Exercise objective:
Each entry must be reproduced precisely as it stands.

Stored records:
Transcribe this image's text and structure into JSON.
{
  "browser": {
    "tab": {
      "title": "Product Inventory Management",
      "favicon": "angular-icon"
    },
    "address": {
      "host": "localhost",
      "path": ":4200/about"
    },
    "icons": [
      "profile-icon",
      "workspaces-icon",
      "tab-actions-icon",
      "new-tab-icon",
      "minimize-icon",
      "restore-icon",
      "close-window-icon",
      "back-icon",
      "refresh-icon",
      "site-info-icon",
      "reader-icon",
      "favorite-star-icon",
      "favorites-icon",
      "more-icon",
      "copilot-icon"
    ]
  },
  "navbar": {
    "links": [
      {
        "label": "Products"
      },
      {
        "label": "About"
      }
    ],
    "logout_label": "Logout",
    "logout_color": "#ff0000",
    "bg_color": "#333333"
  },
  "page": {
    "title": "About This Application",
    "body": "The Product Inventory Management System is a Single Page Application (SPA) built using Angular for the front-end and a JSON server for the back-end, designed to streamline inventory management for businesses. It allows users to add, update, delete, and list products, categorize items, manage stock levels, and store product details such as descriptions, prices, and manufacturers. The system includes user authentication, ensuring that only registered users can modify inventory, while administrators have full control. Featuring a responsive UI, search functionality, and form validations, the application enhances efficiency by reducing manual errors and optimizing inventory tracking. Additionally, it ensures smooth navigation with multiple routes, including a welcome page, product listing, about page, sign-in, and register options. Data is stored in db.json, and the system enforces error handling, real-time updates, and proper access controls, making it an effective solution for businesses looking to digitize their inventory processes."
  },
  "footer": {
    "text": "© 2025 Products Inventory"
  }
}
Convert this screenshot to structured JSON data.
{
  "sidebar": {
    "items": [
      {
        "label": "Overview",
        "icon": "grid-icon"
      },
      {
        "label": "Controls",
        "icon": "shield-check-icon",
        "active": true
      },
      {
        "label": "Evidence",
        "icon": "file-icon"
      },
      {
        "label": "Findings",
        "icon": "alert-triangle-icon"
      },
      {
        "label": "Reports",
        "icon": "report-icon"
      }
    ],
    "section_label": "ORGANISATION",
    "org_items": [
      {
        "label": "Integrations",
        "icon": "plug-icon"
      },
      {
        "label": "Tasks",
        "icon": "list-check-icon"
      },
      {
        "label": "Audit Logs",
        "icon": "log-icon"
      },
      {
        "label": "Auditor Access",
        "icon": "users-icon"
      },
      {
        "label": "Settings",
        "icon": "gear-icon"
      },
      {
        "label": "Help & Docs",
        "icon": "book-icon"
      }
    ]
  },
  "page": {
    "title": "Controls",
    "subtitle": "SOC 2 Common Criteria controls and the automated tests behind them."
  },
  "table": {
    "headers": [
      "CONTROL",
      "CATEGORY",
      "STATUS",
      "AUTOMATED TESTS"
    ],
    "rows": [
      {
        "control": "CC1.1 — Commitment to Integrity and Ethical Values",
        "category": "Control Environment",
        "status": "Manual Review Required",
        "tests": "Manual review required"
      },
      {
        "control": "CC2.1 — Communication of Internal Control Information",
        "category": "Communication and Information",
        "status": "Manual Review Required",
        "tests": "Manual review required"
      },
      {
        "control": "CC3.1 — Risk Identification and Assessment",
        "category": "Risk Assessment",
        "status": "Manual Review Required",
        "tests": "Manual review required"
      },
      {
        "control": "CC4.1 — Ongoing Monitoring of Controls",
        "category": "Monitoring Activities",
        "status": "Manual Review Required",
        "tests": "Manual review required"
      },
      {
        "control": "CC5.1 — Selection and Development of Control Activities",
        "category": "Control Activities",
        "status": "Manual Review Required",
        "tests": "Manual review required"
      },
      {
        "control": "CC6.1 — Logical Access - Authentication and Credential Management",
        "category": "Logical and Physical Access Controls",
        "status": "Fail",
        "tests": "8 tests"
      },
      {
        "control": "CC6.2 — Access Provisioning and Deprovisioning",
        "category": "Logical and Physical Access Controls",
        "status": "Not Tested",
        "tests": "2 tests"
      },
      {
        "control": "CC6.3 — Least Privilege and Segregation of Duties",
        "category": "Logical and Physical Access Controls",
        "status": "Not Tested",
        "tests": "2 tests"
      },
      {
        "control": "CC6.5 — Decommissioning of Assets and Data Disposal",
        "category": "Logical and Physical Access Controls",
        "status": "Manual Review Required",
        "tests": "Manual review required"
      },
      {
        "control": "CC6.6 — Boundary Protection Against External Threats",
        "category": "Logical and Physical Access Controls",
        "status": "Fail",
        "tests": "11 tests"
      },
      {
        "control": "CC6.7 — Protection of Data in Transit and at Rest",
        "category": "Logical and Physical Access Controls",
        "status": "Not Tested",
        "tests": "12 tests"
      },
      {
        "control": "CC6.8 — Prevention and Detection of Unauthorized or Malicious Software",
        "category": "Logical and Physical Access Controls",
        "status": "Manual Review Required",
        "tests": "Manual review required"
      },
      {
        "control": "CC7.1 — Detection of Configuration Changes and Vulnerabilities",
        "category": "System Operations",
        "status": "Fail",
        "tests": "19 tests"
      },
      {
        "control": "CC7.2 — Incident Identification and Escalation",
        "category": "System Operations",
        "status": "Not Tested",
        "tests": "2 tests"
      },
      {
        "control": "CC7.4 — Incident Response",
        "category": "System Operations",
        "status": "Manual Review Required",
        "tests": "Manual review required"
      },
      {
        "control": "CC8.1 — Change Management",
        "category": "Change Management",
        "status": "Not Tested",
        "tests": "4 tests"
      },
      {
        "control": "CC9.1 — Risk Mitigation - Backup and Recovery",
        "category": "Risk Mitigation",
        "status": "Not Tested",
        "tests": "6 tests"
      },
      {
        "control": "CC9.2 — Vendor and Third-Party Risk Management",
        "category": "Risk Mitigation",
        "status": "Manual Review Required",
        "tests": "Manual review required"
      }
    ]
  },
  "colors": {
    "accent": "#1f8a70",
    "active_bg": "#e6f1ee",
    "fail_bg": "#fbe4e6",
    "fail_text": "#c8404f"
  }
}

Result of the task:
Transcribe this image's text and structure into JSON.
{
  "browser": {
    "tab": {
      "title": "Product Inventory Management",
      "favicon": "angular-icon"
    },
    "address": {
      "host": "localhost",
      "path": ":4200/about"
    },
    "icons": [
      "profile-icon",
      "workspaces-icon",
      "tab-actions-icon",
      "new-tab-icon",
      "minimize-icon",
      "restore-icon",
      "close-window-icon",
      "back-icon",
      "refresh-icon",
      "site-info-icon",
      "reader-icon",
      "favorite-star-icon",
      "favorites-icon",
      "more-icon",
      "copilot-icon"
    ]
  },
  "navbar": {
    "links": [
      {
        "label": "Products"
      },
      {
        "label": "About"
      }
    ],
    "logout_label": "Logout",
    "logout_color": "#ff0000",
    "bg_color": "#333333"
  },
  "page": {
    "title": "About This Application",
    "body": "The Product Inventory Management System is a Single Page Application (SPA) built using Angular for the front-end and a JSON server for the back-end, designed to streamline inventory management for businesses. It allows users to add, update, delete, and list products, categorize items, manage stock levels, and store product details such as descriptions, prices, and manufacturers. The system includes user authentication, ensuring that only registered users can modify inventory, while administrators have full control. Featuring a responsive UI, search functionality, and form validations, the application enhances efficiency by reducing manual errors and optimizing inventory tracking. Additionally, it ensures smooth navigation with multiple routes, including a welcome page, product listing, about page, sign-in, and register options. Data is stored in db.json, and the system enforces error handling, real-time updates, and proper access controls, making it an effective solution for businesses looking to digitize their inventory processes."
  },
  "footer": {
    "text": "© 2025 Products Inventory"
  }
}
Convert this screenshot to structured JSON data.
{
  "sidebar": {
    "items": [
      {
        "label": "Overview",
        "icon": "grid-icon"
      },
      {
        "label": "Controls",
        "icon": "shield-check-icon",
        "active": true
      },
      {
        "label": "Evidence",
        "icon": "file-icon"
      },
      {
        "label": "Findings",
        "icon": "alert-triangle-icon"
      },
      {
        "label": "Reports",
        "icon": "report-icon"
      }
    ],
    "section_label": "ORGANISATION",
    "org_items": [
      {
        "label": "Integrations",
        "icon": "plug-icon"
      },
      {
        "label": "Tasks",
        "icon": "list-check-icon"
      },
      {
        "label": "Audit Logs",
        "icon": "log-icon"
      },
      {
        "label": "Auditor Access",
        "icon": "users-icon"
      },
      {
        "label": "Settings",
        "icon": "gear-icon"
      },
      {
        "label": "Help & Docs",
        "icon": "book-icon"
      }
    ]
  },
  "page": {
    "title": "Controls",
    "subtitle": "SOC 2 Common Criteria controls and the automated tests behind them."
  },
  "table": {
    "headers": [
      "CONTROL",
      "CATEGORY",
      "STATUS",
      "AUTOMATED TESTS"
    ],
    "rows": [
      {
        "control": "CC1.1 — Commitment to Integrity and Ethical Values",
        "category": "Control Environment",
        "status": "Manual Review Required",
        "tests": "Manual review required"
      },
      {
        "control": "CC2.1 — Communication of Internal Control Information",
        "category": "Communication and Information",
        "status": "Manual Review Required",
        "tests": "Manual review required"
      },
      {
        "control": "CC3.1 — Risk Identification and Assessment",
        "category": "Risk Assessment",
        "status": "Manual Review Required",
        "tests": "Manual review required"
      },
      {
        "control": "CC4.1 — Ongoing Monitoring of Controls",
        "category": "Monitoring Activities",
        "status": "Manual Review Required",
        "tests": "Manual review required"
      },
      {
        "control": "CC5.1 — Selection and Development of Control Activities",
        "category": "Control Activities",
        "status": "Manual Review Required",
        "tests": "Manual review required"
      },
      {
        "control": "CC6.1 — Logical Access - Authentication and Credential Management",
        "category": "Logical and Physical Access Controls",
        "status": "Fail",
        "tests": "8 tests"
      },
      {
        "control": "CC6.2 — Access Provisioning and Deprovisioning",
        "category": "Logical and Physical Access Controls",
        "status": "Not Tested",
        "tests": "2 tests"
      },
      {
        "control": "CC6.3 — Least Privilege and Segregation of Duties",
        "category": "Logical and Physical Access Controls",
        "status": "Not Tested",
        "tests": "2 tests"
      },
      {
        "control": "CC6.5 — Decommissioning of Assets and Data Disposal",
        "category": "Logical and Physical Access Controls",
        "status": "Manual Review Required",
        "tests": "Manual review required"
      },
      {
        "control": "CC6.6 — Boundary Protection Against External Threats",
        "category": "Logical and Physical Access Controls",
        "status": "Fail",
        "tests": "11 tests"
      },
      {
        "control": "CC6.7 — Protection of Data in Transit and at Rest",
        "category": "Logical and Physical Access Controls",
        "status": "Not Tested",
        "tests": "12 tests"
      },
      {
        "control": "CC6.8 — Prevention and Detection of Unauthorized or Malicious Software",
        "category": "Logical and Physical Access Controls",
        "status": "Manual Review Required",
        "tests": "Manual review required"
      },
      {
        "control": "CC7.1 — Detection of Configuration Changes and Vulnerabilities",
        "category": "System Operations",
        "status": "Fail",
        "tests": "19 tests"
      },
      {
        "control": "CC7.2 — Incident Identification and Escalation",
        "category": "System Operations",
        "status": "Not Tested",
        "tests": "2 tests"
      },
      {
        "control": "CC7.4 — Incident Response",
        "category": "System Operations",
        "status": "Manual Review Required",
        "tests": "Manual review required"
      },
      {
        "control": "CC8.1 — Change Management",
        "category": "Change Management",
        "status": "Not Tested",
        "tests": "4 tests"
      },
      {
        "control": "CC9.1 — Risk Mitigation - Backup and Recovery",
        "category": "Risk Mitigation",
        "status": "Not Tested",
        "tests": "6 tests"
      },
      {
        "control": "CC9.2 — Vendor and Third-Party Risk Management",
        "category": "Risk Mitigation",
        "status": "Manual Review Required",
        "tests": "Manual review required"
      }
    ]
  },
  "colors": {
    "accent": "#1f8a70",
    "active_bg": "#e6f1ee",
    "fail_bg": "#fbe4e6",
    "fail_text": "#c8404f"
  }
}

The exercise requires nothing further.